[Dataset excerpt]
----

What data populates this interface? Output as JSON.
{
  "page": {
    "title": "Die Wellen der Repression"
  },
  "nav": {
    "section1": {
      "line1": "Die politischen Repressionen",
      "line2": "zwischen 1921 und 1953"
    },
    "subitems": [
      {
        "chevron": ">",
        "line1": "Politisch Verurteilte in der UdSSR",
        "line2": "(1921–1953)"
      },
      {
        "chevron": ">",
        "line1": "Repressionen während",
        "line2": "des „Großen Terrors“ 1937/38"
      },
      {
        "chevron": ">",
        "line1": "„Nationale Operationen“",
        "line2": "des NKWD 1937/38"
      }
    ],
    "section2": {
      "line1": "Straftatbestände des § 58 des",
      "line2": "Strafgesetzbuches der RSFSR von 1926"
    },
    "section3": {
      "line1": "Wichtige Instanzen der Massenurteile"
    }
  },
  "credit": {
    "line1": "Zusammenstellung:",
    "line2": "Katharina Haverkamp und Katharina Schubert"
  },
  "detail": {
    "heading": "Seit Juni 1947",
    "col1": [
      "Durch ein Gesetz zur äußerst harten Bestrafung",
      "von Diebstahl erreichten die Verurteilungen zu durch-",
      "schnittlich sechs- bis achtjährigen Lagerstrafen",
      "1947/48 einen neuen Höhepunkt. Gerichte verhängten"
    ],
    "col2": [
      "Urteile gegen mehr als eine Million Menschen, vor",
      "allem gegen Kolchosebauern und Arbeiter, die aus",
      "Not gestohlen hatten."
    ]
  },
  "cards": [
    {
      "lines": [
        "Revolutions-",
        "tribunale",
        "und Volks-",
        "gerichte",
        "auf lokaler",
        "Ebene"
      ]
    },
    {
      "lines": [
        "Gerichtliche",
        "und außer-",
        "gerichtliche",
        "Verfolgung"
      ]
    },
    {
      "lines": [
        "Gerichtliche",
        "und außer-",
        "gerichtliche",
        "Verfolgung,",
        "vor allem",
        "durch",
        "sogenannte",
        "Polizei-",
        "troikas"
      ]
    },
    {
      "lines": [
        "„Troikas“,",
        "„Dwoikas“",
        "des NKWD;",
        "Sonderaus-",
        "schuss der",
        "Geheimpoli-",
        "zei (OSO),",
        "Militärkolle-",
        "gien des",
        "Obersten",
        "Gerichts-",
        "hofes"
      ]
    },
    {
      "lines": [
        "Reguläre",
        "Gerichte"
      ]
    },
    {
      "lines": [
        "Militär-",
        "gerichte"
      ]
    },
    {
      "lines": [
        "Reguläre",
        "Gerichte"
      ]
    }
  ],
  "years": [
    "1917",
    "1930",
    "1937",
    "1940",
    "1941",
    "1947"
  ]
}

----

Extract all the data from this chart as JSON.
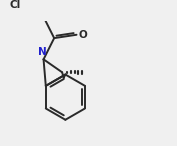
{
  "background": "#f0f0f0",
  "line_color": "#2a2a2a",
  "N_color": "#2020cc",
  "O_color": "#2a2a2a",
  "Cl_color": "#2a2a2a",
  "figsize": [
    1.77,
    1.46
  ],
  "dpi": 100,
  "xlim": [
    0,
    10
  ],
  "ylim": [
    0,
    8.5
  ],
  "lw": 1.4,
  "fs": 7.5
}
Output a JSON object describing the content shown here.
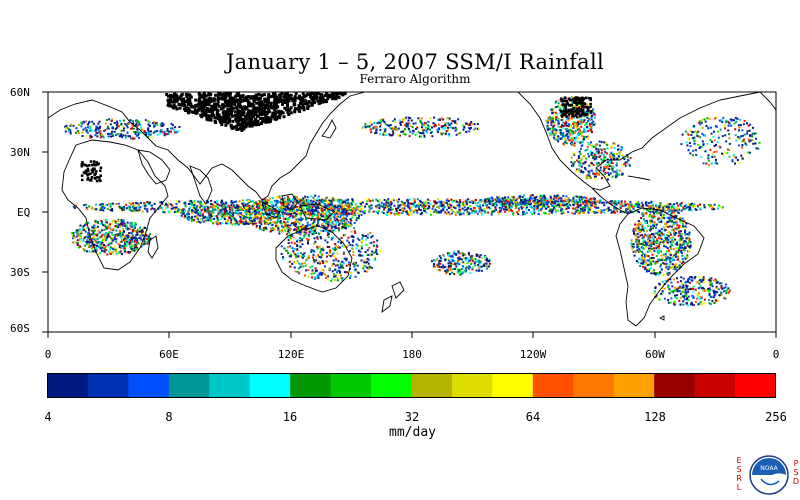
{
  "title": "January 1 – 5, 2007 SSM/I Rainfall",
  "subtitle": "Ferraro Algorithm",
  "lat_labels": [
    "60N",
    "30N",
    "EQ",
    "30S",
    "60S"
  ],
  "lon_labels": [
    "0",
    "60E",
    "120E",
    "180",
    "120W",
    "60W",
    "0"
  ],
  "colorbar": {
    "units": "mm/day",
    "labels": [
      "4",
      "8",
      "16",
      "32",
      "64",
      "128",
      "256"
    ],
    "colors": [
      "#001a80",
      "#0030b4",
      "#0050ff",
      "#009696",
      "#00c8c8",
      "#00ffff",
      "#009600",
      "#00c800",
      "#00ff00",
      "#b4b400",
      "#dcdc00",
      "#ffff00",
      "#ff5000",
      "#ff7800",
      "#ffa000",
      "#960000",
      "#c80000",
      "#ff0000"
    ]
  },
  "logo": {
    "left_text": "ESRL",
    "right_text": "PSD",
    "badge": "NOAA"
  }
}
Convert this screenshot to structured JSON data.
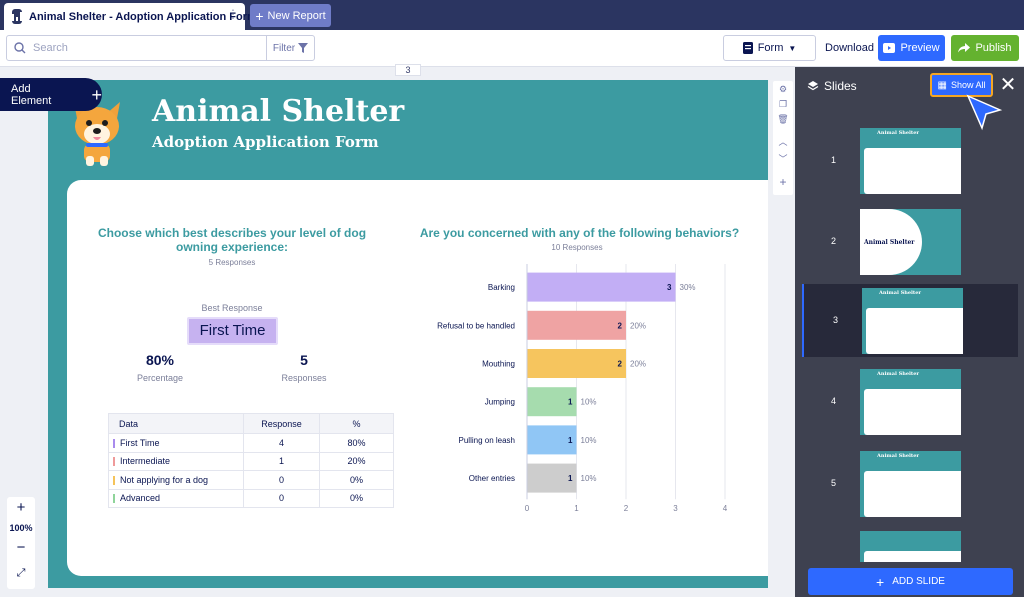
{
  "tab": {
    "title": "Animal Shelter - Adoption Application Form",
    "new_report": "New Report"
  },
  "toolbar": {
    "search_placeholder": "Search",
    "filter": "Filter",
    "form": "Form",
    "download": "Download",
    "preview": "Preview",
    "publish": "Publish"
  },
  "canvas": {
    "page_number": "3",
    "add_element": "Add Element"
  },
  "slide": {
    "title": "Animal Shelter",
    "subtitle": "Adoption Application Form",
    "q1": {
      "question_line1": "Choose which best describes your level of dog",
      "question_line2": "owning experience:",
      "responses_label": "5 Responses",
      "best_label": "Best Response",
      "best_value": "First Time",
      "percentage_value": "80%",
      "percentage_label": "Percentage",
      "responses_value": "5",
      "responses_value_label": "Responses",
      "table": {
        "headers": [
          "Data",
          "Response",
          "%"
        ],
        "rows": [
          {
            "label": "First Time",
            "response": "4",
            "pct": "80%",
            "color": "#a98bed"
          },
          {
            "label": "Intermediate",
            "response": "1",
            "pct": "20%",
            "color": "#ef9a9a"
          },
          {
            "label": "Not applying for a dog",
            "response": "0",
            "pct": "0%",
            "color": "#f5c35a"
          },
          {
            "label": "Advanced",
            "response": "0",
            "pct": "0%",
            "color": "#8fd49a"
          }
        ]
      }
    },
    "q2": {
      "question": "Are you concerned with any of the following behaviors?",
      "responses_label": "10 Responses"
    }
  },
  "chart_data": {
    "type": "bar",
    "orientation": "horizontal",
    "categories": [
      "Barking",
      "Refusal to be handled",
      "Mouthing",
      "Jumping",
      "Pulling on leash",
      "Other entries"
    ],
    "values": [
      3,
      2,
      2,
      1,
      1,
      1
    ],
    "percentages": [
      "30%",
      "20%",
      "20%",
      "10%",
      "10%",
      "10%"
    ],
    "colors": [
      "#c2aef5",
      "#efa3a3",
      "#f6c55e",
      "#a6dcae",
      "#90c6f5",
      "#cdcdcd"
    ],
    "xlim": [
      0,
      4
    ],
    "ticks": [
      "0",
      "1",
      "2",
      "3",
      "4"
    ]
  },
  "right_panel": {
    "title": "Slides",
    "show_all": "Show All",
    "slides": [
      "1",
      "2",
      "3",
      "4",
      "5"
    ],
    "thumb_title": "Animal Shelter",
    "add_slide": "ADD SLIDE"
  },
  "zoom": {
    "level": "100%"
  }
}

----

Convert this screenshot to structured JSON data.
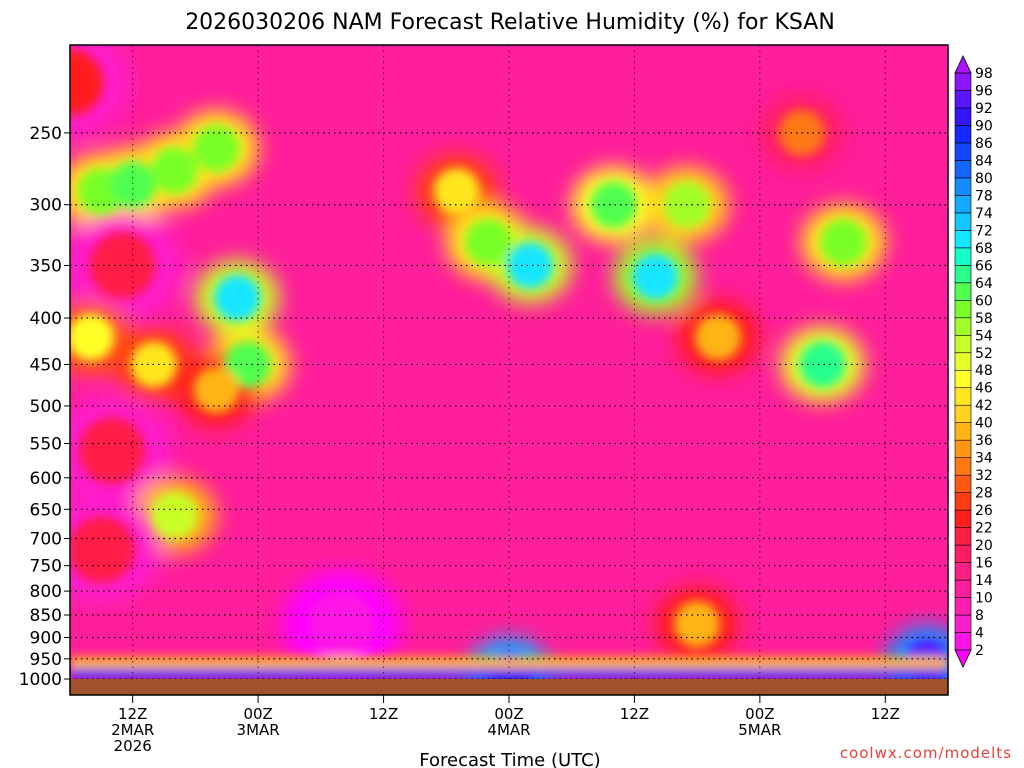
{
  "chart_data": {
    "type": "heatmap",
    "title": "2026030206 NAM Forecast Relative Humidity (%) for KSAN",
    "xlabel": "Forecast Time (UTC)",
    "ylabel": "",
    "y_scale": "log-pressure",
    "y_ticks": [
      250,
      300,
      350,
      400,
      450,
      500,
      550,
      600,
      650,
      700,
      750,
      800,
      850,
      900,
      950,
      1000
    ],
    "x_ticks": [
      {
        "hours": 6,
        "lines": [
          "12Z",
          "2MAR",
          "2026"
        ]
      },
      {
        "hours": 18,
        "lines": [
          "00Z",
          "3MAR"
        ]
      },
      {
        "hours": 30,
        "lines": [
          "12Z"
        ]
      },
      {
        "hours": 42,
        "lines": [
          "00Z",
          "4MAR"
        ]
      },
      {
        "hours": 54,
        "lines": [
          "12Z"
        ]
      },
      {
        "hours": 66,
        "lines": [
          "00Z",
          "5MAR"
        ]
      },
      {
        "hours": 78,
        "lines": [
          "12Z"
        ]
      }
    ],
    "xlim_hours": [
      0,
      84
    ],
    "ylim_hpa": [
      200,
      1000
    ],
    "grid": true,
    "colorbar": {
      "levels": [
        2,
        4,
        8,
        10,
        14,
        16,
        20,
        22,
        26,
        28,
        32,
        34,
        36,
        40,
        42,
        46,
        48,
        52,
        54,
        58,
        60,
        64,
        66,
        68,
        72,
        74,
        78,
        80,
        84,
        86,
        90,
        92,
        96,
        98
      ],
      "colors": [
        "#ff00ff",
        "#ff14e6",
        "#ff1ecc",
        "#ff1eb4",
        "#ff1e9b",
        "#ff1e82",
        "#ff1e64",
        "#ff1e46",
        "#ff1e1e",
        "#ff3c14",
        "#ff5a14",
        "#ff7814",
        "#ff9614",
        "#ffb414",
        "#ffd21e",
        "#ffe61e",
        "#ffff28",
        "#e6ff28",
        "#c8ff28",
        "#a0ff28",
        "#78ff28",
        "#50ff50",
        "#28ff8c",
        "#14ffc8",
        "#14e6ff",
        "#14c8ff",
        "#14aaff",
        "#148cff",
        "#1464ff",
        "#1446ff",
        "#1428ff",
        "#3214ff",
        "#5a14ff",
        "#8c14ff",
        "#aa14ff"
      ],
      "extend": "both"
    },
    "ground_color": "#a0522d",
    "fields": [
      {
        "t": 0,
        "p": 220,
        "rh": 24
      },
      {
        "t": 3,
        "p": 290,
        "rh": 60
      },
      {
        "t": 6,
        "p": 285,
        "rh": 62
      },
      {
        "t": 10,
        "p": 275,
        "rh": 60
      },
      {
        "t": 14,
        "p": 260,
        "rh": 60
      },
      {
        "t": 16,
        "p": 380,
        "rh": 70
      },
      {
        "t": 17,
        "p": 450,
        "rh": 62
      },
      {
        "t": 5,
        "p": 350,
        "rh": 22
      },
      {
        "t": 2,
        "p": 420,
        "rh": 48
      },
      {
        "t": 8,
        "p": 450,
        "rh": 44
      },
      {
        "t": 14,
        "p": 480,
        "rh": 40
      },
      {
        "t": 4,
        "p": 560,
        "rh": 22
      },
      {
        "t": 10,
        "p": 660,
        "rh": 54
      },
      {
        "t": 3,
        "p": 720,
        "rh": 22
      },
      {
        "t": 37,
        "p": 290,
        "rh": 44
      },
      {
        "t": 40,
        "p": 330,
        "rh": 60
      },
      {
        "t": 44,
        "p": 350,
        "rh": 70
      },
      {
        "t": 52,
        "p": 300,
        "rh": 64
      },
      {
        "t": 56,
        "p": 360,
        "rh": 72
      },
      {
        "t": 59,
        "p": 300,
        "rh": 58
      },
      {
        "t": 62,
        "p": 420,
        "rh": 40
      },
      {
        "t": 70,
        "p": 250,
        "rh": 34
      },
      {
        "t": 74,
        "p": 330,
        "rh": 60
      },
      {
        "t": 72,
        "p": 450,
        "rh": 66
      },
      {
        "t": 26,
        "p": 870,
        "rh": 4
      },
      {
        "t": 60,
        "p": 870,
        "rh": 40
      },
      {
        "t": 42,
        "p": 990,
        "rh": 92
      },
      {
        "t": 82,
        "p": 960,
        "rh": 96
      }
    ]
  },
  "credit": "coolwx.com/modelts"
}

----

### [What is expected]
Report the number of lines in the listing above that include the word "Animal", and nothing else.

### [Exercise response]
3